◆ **Description of the task**
Look through the entries and report how many lines include the word "true". Give the number alone.

^^^^^^^^

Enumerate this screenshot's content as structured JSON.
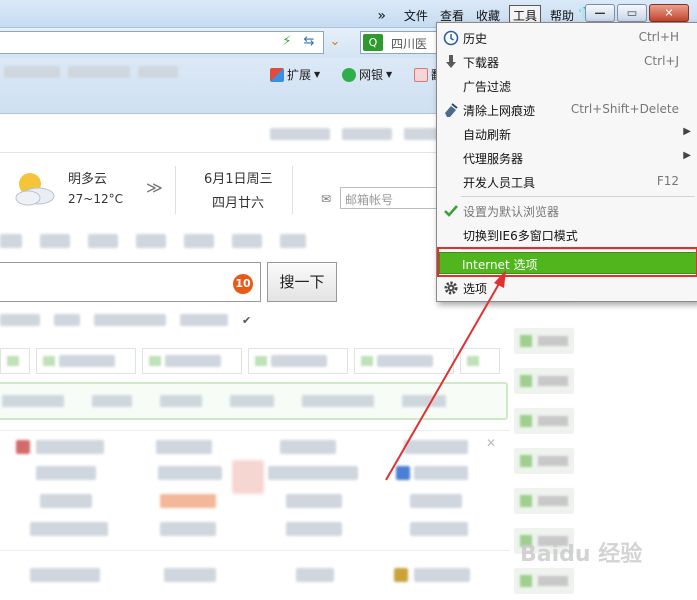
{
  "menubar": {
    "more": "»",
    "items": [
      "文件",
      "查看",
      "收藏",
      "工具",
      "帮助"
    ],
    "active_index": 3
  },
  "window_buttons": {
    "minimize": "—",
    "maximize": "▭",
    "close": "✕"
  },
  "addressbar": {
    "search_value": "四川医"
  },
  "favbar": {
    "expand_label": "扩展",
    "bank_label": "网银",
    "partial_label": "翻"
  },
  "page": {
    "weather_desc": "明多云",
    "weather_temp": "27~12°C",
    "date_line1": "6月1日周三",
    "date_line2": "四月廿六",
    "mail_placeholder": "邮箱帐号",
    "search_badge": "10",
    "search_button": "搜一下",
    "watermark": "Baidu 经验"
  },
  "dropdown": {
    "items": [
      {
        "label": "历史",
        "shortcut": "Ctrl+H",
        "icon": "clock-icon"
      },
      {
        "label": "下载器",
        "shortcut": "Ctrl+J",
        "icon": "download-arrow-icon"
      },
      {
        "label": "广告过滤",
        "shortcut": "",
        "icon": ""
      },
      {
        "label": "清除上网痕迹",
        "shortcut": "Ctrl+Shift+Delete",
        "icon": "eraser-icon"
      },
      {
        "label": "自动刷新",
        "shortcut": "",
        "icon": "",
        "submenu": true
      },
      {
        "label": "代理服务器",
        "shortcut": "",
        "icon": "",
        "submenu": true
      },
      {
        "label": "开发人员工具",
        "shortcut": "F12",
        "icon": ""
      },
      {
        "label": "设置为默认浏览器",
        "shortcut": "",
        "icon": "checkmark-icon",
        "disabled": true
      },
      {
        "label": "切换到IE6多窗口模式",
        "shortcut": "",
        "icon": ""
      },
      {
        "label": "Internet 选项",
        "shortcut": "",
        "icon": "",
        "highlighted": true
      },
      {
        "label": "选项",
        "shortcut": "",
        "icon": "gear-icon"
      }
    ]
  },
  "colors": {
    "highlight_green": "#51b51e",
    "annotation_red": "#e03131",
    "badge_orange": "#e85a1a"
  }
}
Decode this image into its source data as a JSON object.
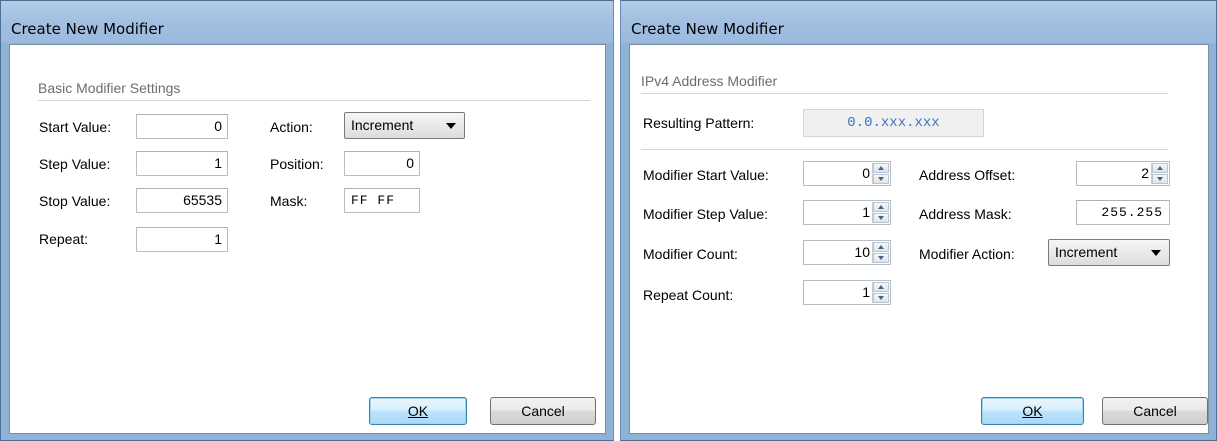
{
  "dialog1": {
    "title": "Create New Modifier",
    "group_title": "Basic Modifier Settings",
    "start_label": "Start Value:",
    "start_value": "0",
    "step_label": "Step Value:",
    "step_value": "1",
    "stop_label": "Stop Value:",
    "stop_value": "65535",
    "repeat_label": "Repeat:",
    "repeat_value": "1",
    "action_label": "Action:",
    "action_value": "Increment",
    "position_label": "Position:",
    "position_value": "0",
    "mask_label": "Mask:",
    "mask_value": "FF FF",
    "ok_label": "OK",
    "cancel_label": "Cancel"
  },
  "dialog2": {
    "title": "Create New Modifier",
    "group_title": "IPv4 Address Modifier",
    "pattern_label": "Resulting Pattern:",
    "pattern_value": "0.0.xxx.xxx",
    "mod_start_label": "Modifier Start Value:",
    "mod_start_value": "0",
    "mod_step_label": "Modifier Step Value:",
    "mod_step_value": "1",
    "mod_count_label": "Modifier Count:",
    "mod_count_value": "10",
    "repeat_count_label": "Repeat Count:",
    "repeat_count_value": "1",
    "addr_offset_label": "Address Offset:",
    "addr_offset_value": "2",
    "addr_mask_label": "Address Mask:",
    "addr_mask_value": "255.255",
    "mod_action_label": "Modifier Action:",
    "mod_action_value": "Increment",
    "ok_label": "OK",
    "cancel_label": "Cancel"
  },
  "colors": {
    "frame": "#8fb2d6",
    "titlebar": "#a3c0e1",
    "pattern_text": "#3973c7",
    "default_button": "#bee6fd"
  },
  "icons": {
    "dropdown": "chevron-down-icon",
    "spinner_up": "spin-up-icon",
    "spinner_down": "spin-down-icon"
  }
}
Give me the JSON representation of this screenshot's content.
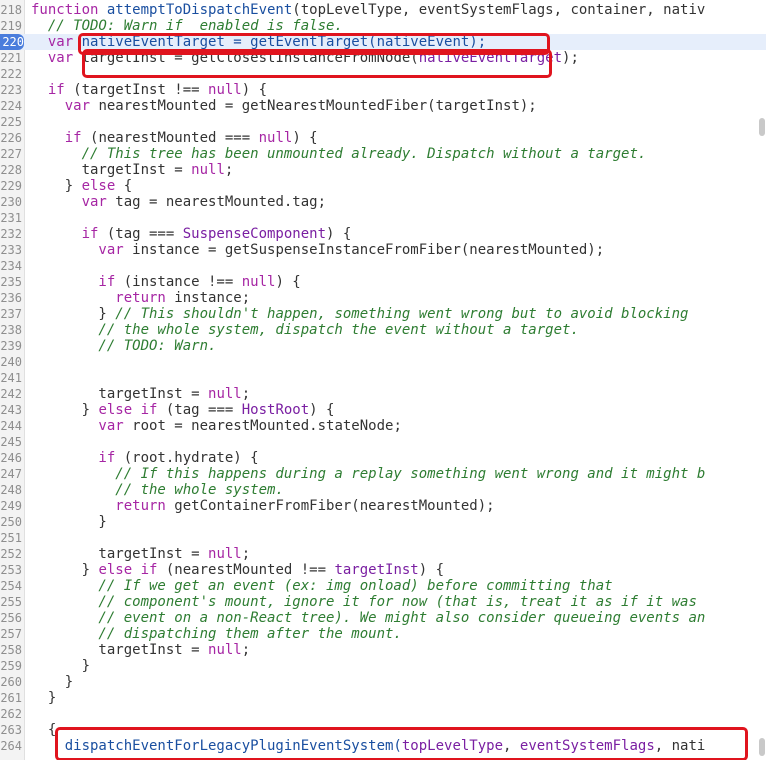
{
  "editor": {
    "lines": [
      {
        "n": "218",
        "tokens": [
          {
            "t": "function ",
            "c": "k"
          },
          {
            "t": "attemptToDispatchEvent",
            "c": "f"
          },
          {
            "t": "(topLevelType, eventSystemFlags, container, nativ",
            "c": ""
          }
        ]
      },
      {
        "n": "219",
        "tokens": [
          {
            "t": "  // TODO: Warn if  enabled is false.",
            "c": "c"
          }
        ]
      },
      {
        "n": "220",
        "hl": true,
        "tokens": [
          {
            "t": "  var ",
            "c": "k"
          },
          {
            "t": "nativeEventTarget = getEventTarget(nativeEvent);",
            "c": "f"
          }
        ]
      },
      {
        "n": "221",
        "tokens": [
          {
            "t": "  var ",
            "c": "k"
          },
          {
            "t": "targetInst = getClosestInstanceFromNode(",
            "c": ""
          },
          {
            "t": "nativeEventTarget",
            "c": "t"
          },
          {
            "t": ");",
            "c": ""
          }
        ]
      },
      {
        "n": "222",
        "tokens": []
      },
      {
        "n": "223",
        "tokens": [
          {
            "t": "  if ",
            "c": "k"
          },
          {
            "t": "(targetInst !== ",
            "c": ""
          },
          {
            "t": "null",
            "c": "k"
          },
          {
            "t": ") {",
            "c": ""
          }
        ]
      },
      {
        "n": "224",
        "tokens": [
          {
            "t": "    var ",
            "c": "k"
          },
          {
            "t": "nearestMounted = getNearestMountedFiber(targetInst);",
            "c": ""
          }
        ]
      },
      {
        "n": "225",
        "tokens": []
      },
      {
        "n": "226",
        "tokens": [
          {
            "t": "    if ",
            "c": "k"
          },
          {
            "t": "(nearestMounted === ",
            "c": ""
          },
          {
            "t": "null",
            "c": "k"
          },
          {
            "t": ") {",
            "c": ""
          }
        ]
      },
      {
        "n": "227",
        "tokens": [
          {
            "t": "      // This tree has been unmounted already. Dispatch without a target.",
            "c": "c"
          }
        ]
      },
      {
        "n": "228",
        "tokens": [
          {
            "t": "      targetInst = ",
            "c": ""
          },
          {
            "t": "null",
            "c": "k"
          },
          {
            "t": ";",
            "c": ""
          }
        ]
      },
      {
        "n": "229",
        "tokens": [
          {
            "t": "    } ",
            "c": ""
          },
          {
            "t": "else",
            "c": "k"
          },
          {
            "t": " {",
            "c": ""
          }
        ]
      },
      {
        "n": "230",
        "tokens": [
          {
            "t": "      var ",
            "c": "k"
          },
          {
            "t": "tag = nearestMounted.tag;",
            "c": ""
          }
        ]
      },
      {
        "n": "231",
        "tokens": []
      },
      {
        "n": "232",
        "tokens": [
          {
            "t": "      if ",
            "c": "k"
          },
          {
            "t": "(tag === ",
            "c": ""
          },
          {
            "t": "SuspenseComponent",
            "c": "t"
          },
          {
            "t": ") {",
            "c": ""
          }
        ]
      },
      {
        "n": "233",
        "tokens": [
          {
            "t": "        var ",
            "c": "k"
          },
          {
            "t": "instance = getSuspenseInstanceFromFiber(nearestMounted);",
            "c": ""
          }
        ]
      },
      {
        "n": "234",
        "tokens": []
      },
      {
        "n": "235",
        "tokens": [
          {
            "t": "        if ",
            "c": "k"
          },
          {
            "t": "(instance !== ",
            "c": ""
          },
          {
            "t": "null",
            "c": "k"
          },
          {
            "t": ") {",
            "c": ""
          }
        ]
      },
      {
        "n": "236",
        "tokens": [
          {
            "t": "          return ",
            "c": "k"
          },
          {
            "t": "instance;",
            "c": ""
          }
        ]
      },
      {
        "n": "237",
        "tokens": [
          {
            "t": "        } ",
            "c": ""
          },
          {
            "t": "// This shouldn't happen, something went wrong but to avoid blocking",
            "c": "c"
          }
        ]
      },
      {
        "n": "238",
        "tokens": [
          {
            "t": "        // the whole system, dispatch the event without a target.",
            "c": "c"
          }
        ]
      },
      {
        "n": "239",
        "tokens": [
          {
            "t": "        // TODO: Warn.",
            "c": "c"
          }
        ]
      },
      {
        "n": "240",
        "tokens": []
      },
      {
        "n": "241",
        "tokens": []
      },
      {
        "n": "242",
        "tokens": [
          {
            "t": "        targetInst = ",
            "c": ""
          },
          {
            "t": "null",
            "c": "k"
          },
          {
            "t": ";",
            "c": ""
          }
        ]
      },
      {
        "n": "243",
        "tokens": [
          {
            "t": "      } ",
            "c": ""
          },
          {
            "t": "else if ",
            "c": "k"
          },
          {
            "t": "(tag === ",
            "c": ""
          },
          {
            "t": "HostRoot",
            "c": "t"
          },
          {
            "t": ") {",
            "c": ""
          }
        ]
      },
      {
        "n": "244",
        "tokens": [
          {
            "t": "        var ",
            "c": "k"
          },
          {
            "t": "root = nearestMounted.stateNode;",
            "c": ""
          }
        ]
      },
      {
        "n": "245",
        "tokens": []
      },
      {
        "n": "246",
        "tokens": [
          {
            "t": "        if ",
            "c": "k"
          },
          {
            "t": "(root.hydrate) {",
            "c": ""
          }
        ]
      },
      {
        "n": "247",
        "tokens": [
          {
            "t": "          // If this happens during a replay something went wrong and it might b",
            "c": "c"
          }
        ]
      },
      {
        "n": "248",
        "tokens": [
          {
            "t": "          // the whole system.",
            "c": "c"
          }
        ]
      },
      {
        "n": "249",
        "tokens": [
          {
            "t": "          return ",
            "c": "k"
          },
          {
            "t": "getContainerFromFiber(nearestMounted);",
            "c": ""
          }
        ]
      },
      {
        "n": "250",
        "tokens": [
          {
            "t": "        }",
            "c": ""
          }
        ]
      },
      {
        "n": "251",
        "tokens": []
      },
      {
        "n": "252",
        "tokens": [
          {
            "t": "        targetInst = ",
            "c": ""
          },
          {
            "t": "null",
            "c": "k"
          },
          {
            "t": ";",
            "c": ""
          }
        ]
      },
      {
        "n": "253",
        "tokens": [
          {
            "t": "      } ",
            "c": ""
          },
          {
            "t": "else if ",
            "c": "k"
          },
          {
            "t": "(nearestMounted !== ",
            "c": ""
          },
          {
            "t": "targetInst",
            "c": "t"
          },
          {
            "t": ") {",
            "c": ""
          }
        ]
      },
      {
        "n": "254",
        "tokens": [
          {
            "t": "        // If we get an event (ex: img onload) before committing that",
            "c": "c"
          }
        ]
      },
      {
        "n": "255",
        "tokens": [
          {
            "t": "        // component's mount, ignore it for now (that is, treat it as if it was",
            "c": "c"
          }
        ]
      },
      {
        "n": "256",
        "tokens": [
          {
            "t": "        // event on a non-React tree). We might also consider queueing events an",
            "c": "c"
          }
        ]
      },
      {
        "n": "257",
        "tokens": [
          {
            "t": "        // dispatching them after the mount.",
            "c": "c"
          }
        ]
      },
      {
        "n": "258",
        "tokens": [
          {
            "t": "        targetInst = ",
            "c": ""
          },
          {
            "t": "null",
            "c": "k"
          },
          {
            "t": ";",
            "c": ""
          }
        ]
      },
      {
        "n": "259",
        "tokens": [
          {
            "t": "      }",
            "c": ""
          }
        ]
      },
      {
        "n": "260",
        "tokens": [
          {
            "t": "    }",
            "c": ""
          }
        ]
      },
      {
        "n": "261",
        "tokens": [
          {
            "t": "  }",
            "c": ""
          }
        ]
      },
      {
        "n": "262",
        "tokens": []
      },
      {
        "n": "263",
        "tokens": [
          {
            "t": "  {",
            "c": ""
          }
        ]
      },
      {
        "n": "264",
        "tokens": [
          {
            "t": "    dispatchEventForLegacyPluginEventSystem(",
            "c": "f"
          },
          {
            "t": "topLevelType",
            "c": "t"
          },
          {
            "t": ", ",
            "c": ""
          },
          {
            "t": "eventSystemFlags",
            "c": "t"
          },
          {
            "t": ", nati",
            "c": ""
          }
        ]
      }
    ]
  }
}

^^^^^^^^

◆ **Output of the task**
5